**** TASK INPUTS
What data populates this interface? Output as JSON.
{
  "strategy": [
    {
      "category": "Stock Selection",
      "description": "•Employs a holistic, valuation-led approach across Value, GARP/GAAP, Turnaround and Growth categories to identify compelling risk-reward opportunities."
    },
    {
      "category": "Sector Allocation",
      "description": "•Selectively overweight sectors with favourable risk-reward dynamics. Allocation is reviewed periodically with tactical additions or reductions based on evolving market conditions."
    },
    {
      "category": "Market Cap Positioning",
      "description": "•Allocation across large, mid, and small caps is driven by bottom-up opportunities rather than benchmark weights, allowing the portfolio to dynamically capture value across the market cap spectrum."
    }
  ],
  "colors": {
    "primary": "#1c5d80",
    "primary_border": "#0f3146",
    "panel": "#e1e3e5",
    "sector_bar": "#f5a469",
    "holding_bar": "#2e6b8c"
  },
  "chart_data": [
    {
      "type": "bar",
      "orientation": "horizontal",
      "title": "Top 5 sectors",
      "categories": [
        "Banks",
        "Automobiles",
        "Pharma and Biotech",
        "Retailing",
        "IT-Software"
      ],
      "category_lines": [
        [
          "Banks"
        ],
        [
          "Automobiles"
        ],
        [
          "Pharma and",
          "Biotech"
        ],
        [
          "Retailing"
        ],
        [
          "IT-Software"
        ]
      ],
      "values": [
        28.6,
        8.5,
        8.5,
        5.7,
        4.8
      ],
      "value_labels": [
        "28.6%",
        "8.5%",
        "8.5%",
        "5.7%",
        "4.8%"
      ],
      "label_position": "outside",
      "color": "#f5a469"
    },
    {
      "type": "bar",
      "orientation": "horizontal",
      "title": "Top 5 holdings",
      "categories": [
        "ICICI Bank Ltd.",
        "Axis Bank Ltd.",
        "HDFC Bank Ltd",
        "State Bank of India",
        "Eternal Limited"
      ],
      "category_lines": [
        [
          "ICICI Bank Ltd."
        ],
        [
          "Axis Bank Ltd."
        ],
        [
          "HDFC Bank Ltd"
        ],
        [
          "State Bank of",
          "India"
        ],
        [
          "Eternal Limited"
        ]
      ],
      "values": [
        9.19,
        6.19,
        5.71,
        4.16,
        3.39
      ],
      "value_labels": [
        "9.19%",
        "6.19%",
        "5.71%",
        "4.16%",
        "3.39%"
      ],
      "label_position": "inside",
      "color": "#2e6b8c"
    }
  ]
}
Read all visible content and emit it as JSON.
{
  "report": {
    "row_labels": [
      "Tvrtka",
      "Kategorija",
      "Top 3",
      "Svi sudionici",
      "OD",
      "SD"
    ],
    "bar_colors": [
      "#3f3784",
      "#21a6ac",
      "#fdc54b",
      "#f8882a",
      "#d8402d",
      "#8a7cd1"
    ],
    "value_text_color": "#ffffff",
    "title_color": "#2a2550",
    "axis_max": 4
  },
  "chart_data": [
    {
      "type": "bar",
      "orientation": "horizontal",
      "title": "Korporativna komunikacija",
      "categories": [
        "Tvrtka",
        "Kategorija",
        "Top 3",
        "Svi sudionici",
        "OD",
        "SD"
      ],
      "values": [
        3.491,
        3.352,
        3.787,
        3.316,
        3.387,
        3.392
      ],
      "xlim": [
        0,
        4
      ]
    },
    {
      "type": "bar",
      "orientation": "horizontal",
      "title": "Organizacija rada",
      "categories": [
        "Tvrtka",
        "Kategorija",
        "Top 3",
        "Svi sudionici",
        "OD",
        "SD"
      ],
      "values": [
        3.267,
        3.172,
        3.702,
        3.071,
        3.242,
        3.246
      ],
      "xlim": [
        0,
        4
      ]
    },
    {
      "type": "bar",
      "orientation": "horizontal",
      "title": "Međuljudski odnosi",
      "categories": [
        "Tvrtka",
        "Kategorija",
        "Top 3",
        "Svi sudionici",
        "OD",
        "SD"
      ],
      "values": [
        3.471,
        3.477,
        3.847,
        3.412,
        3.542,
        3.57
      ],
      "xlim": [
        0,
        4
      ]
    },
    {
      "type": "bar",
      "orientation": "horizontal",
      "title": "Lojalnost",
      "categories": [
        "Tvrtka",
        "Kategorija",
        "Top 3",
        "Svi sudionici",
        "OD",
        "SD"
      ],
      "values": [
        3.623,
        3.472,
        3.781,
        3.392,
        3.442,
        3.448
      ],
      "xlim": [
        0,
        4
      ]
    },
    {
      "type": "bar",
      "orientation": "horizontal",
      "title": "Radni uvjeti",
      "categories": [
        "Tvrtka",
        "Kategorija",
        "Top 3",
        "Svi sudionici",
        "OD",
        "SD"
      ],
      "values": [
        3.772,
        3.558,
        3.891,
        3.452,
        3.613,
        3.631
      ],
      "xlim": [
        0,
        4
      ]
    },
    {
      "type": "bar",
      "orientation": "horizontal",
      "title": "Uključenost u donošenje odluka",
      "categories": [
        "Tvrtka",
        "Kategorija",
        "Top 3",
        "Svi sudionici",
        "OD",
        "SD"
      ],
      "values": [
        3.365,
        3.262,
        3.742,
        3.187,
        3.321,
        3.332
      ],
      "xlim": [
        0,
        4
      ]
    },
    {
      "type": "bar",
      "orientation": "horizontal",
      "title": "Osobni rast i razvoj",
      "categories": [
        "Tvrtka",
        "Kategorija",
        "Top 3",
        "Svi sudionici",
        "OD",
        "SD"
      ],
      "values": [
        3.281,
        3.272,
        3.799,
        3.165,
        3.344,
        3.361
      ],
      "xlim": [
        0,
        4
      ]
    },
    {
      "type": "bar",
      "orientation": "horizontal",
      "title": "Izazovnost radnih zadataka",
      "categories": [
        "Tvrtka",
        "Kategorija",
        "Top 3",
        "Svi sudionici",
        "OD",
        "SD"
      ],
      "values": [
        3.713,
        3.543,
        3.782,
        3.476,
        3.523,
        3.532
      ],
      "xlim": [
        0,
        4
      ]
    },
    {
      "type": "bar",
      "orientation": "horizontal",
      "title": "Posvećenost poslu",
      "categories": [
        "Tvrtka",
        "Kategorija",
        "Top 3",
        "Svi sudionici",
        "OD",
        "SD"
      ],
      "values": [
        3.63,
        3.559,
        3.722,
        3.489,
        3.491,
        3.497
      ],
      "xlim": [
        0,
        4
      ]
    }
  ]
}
********
=== PROBLEM STATEMENT ===
Print every entry exactly as it appears.

=== TASK RESPONSE ===
What data populates this interface? Output as JSON.
{
  "strategy": [
    {
      "category": "Stock Selection",
      "description": "•Employs a holistic, valuation-led approach across Value, GARP/GAAP, Turnaround and Growth categories to identify compelling risk-reward opportunities."
    },
    {
      "category": "Sector Allocation",
      "description": "•Selectively overweight sectors with favourable risk-reward dynamics. Allocation is reviewed periodically with tactical additions or reductions based on evolving market conditions."
    },
    {
      "category": "Market Cap Positioning",
      "description": "•Allocation across large, mid, and small caps is driven by bottom-up opportunities rather than benchmark weights, allowing the portfolio to dynamically capture value across the market cap spectrum."
    }
  ],
  "colors": {
    "primary": "#1c5d80",
    "primary_border": "#0f3146",
    "panel": "#e1e3e5",
    "sector_bar": "#f5a469",
    "holding_bar": "#2e6b8c"
  },
  "chart_data": [
    {
      "type": "bar",
      "orientation": "horizontal",
      "title": "Top 5 sectors",
      "categories": [
        "Banks",
        "Automobiles",
        "Pharma and Biotech",
        "Retailing",
        "IT-Software"
      ],
      "category_lines": [
        [
          "Banks"
        ],
        [
          "Automobiles"
        ],
        [
          "Pharma and",
          "Biotech"
        ],
        [
          "Retailing"
        ],
        [
          "IT-Software"
        ]
      ],
      "values": [
        28.6,
        8.5,
        8.5,
        5.7,
        4.8
      ],
      "value_labels": [
        "28.6%",
        "8.5%",
        "8.5%",
        "5.7%",
        "4.8%"
      ],
      "label_position": "outside",
      "color": "#f5a469"
    },
    {
      "type": "bar",
      "orientation": "horizontal",
      "title": "Top 5 holdings",
      "categories": [
        "ICICI Bank Ltd.",
        "Axis Bank Ltd.",
        "HDFC Bank Ltd",
        "State Bank of India",
        "Eternal Limited"
      ],
      "category_lines": [
        [
          "ICICI Bank Ltd."
        ],
        [
          "Axis Bank Ltd."
        ],
        [
          "HDFC Bank Ltd"
        ],
        [
          "State Bank of",
          "India"
        ],
        [
          "Eternal Limited"
        ]
      ],
      "values": [
        9.19,
        6.19,
        5.71,
        4.16,
        3.39
      ],
      "value_labels": [
        "9.19%",
        "6.19%",
        "5.71%",
        "4.16%",
        "3.39%"
      ],
      "label_position": "inside",
      "color": "#2e6b8c"
    }
  ]
}
Read all visible content and emit it as JSON.
{
  "report": {
    "row_labels": [
      "Tvrtka",
      "Kategorija",
      "Top 3",
      "Svi sudionici",
      "OD",
      "SD"
    ],
    "bar_colors": [
      "#3f3784",
      "#21a6ac",
      "#fdc54b",
      "#f8882a",
      "#d8402d",
      "#8a7cd1"
    ],
    "value_text_color": "#ffffff",
    "title_color": "#2a2550",
    "axis_max": 4
  },
  "chart_data": [
    {
      "type": "bar",
      "orientation": "horizontal",
      "title": "Korporativna komunikacija",
      "categories": [
        "Tvrtka",
        "Kategorija",
        "Top 3",
        "Svi sudionici",
        "OD",
        "SD"
      ],
      "values": [
        3.491,
        3.352,
        3.787,
        3.316,
        3.387,
        3.392
      ],
      "xlim": [
        0,
        4
      ]
    },
    {
      "type": "bar",
      "orientation": "horizontal",
      "title": "Organizacija rada",
      "categories": [
        "Tvrtka",
        "Kategorija",
        "Top 3",
        "Svi sudionici",
        "OD",
        "SD"
      ],
      "values": [
        3.267,
        3.172,
        3.702,
        3.071,
        3.242,
        3.246
      ],
      "xlim": [
        0,
        4
      ]
    },
    {
      "type": "bar",
      "orientation": "horizontal",
      "title": "Međuljudski odnosi",
      "categories": [
        "Tvrtka",
        "Kategorija",
        "Top 3",
        "Svi sudionici",
        "OD",
        "SD"
      ],
      "values": [
        3.471,
        3.477,
        3.847,
        3.412,
        3.542,
        3.57
      ],
      "xlim": [
        0,
        4
      ]
    },
    {
      "type": "bar",
      "orientation": "horizontal",
      "title": "Lojalnost",
      "categories": [
        "Tvrtka",
        "Kategorija",
        "Top 3",
        "Svi sudionici",
        "OD",
        "SD"
      ],
      "values": [
        3.623,
        3.472,
        3.781,
        3.392,
        3.442,
        3.448
      ],
      "xlim": [
        0,
        4
      ]
    },
    {
      "type": "bar",
      "orientation": "horizontal",
      "title": "Radni uvjeti",
      "categories": [
        "Tvrtka",
        "Kategorija",
        "Top 3",
        "Svi sudionici",
        "OD",
        "SD"
      ],
      "values": [
        3.772,
        3.558,
        3.891,
        3.452,
        3.613,
        3.631
      ],
      "xlim": [
        0,
        4
      ]
    },
    {
      "type": "bar",
      "orientation": "horizontal",
      "title": "Uključenost u donošenje odluka",
      "categories": [
        "Tvrtka",
        "Kategorija",
        "Top 3",
        "Svi sudionici",
        "OD",
        "SD"
      ],
      "values": [
        3.365,
        3.262,
        3.742,
        3.187,
        3.321,
        3.332
      ],
      "xlim": [
        0,
        4
      ]
    },
    {
      "type": "bar",
      "orientation": "horizontal",
      "title": "Osobni rast i razvoj",
      "categories": [
        "Tvrtka",
        "Kategorija",
        "Top 3",
        "Svi sudionici",
        "OD",
        "SD"
      ],
      "values": [
        3.281,
        3.272,
        3.799,
        3.165,
        3.344,
        3.361
      ],
      "xlim": [
        0,
        4
      ]
    },
    {
      "type": "bar",
      "orientation": "horizontal",
      "title": "Izazovnost radnih zadataka",
      "categories": [
        "Tvrtka",
        "Kategorija",
        "Top 3",
        "Svi sudionici",
        "OD",
        "SD"
      ],
      "values": [
        3.713,
        3.543,
        3.782,
        3.476,
        3.523,
        3.532
      ],
      "xlim": [
        0,
        4
      ]
    },
    {
      "type": "bar",
      "orientation": "horizontal",
      "title": "Posvećenost poslu",
      "categories": [
        "Tvrtka",
        "Kategorija",
        "Top 3",
        "Svi sudionici",
        "OD",
        "SD"
      ],
      "values": [
        3.63,
        3.559,
        3.722,
        3.489,
        3.491,
        3.497
      ],
      "xlim": [
        0,
        4
      ]
    }
  ]
}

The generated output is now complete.